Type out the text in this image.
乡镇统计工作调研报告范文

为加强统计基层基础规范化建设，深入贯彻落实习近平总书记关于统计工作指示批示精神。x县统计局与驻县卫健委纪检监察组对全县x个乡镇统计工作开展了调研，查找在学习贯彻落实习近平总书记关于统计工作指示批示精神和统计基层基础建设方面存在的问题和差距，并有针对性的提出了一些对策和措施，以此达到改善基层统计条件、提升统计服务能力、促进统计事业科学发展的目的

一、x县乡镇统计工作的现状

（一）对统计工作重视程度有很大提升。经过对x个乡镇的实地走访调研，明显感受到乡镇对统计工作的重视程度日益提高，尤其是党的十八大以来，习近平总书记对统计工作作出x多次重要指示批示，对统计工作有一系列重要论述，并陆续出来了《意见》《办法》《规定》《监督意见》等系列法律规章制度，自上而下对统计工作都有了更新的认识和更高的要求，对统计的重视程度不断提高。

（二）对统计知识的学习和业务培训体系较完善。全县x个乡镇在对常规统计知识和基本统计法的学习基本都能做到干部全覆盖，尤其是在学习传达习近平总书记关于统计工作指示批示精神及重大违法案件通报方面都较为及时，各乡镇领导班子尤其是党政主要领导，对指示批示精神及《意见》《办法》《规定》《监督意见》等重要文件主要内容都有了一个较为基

---

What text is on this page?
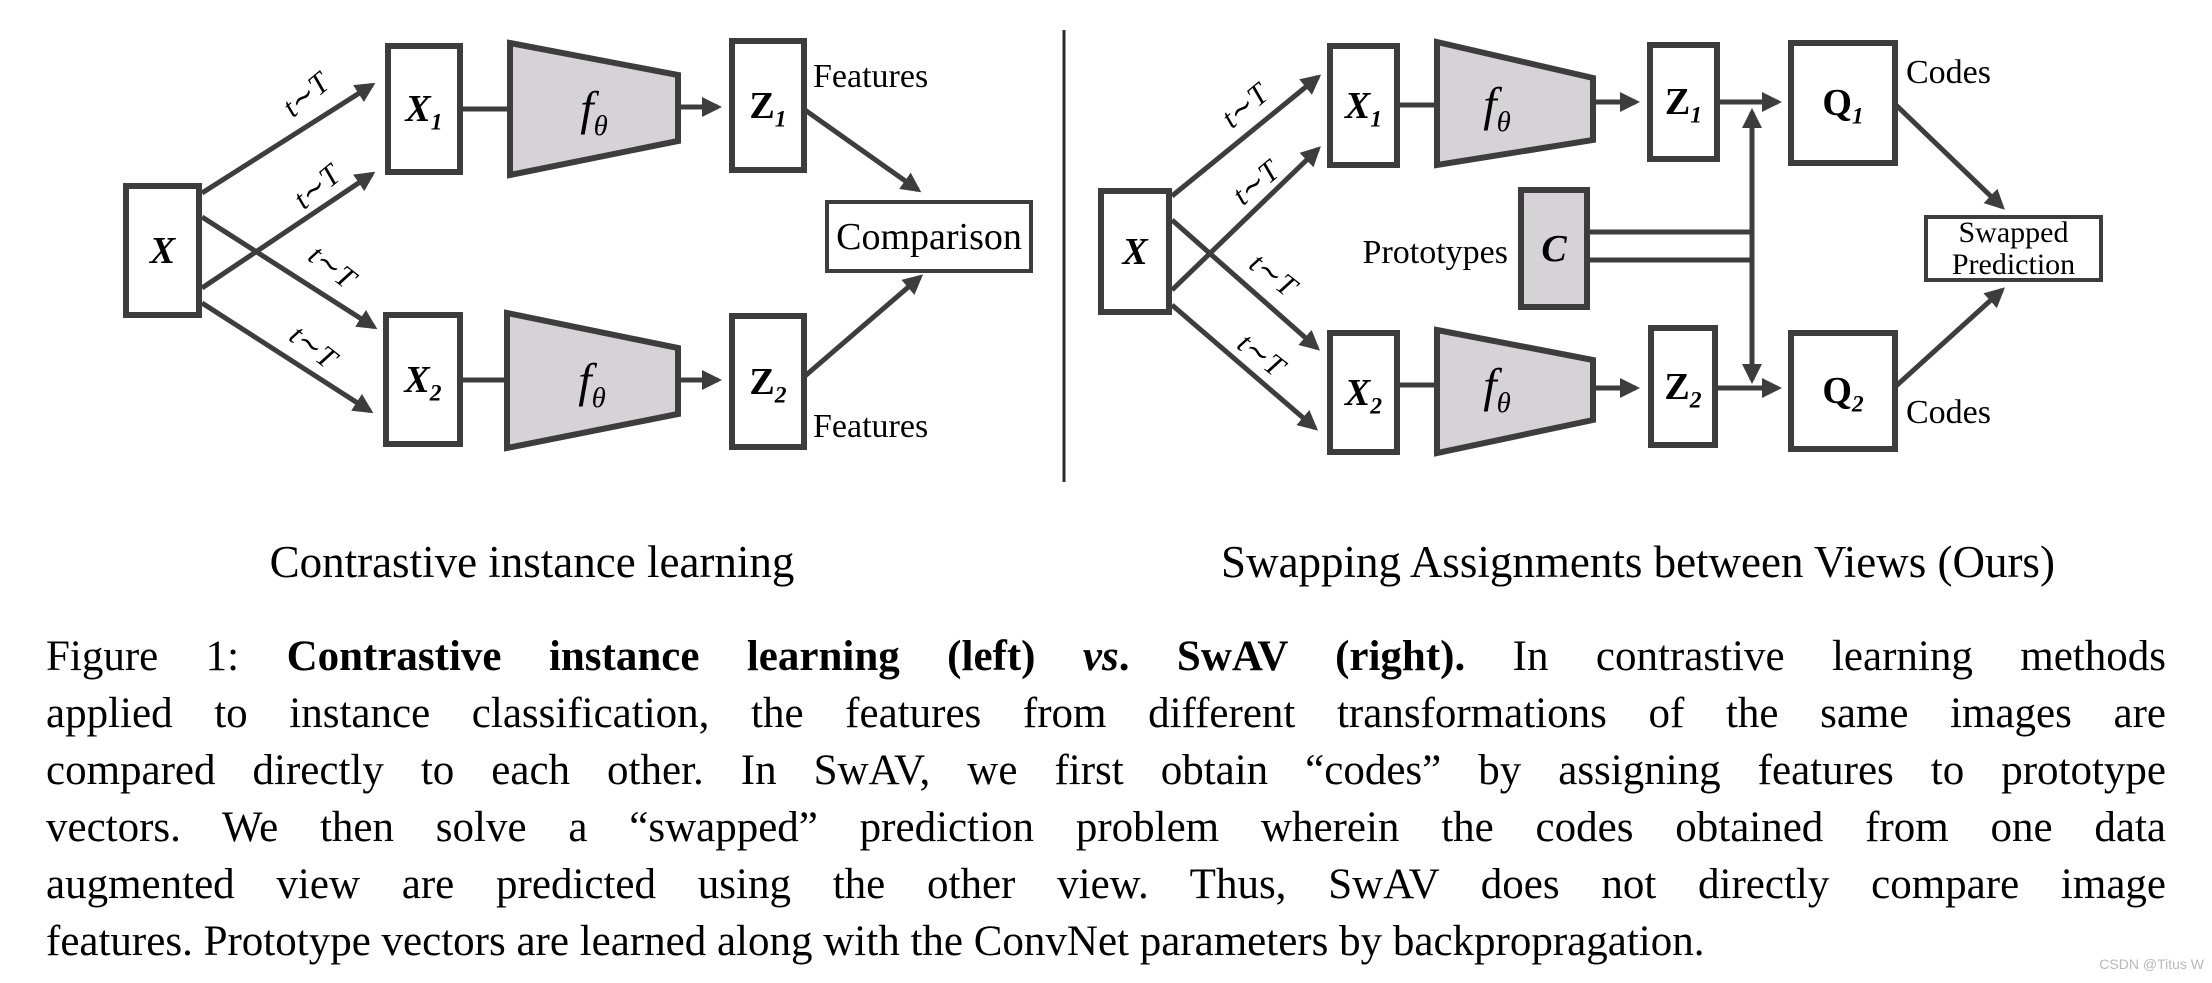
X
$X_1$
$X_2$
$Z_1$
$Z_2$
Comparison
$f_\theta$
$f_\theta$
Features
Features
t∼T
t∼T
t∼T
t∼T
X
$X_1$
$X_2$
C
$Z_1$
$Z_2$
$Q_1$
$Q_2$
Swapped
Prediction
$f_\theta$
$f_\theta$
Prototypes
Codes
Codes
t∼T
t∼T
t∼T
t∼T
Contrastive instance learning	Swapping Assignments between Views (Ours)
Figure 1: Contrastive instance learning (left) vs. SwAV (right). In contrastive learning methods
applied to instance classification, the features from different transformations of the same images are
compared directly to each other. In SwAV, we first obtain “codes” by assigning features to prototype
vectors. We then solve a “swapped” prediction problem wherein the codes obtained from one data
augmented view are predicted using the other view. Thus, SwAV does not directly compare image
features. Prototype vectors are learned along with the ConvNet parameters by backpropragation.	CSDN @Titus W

---

The answer is the number of lines in the preceding material that hold "text"; write that number and nothing else.

2